Do this: Render every entry exactly as it appears.

** BEGIN Entries provided **

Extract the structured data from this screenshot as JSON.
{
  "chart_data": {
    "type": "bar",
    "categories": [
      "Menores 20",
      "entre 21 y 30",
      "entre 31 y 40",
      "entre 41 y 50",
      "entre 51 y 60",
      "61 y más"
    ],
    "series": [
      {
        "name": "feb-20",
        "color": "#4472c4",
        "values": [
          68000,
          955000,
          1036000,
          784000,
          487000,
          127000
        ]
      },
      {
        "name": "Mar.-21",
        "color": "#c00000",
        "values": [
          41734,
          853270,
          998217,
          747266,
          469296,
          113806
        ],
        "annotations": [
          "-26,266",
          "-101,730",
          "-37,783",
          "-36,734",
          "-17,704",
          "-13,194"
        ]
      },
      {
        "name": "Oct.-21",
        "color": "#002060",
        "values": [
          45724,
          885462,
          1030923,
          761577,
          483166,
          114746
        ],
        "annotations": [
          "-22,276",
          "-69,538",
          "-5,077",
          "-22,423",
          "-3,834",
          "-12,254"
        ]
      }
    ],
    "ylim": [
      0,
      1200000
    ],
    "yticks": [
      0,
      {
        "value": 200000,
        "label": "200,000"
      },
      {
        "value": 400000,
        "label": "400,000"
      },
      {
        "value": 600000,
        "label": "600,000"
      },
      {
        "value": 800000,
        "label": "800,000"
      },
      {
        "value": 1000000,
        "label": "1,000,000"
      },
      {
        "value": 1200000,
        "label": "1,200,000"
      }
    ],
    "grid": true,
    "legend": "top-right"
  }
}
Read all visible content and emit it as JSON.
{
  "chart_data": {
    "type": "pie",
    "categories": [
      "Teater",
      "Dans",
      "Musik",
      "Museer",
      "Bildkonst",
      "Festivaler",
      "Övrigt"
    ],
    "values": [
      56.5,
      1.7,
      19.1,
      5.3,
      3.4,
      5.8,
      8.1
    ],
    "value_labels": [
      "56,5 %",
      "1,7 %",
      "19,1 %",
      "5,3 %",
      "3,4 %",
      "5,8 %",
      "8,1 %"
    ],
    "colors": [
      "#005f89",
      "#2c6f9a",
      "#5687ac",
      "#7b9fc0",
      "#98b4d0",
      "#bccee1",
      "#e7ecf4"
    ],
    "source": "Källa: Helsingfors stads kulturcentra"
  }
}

** END Entries provided **

Answer to this task:
Extract the structured data from this screenshot as JSON.
{
  "chart_data": {
    "type": "bar",
    "categories": [
      "Menores 20",
      "entre 21 y 30",
      "entre 31 y 40",
      "entre 41 y 50",
      "entre 51 y 60",
      "61 y más"
    ],
    "series": [
      {
        "name": "feb-20",
        "color": "#4472c4",
        "values": [
          68000,
          955000,
          1036000,
          784000,
          487000,
          127000
        ]
      },
      {
        "name": "Mar.-21",
        "color": "#c00000",
        "values": [
          41734,
          853270,
          998217,
          747266,
          469296,
          113806
        ],
        "annotations": [
          "-26,266",
          "-101,730",
          "-37,783",
          "-36,734",
          "-17,704",
          "-13,194"
        ]
      },
      {
        "name": "Oct.-21",
        "color": "#002060",
        "values": [
          45724,
          885462,
          1030923,
          761577,
          483166,
          114746
        ],
        "annotations": [
          "-22,276",
          "-69,538",
          "-5,077",
          "-22,423",
          "-3,834",
          "-12,254"
        ]
      }
    ],
    "ylim": [
      0,
      1200000
    ],
    "yticks": [
      0,
      {
        "value": 200000,
        "label": "200,000"
      },
      {
        "value": 400000,
        "label": "400,000"
      },
      {
        "value": 600000,
        "label": "600,000"
      },
      {
        "value": 800000,
        "label": "800,000"
      },
      {
        "value": 1000000,
        "label": "1,000,000"
      },
      {
        "value": 1200000,
        "label": "1,200,000"
      }
    ],
    "grid": true,
    "legend": "top-right"
  }
}
Read all visible content and emit it as JSON.
{
  "chart_data": {
    "type": "pie",
    "categories": [
      "Teater",
      "Dans",
      "Musik",
      "Museer",
      "Bildkonst",
      "Festivaler",
      "Övrigt"
    ],
    "values": [
      56.5,
      1.7,
      19.1,
      5.3,
      3.4,
      5.8,
      8.1
    ],
    "value_labels": [
      "56,5 %",
      "1,7 %",
      "19,1 %",
      "5,3 %",
      "3,4 %",
      "5,8 %",
      "8,1 %"
    ],
    "colors": [
      "#005f89",
      "#2c6f9a",
      "#5687ac",
      "#7b9fc0",
      "#98b4d0",
      "#bccee1",
      "#e7ecf4"
    ],
    "source": "Källa: Helsingfors stads kulturcentra"
  }
}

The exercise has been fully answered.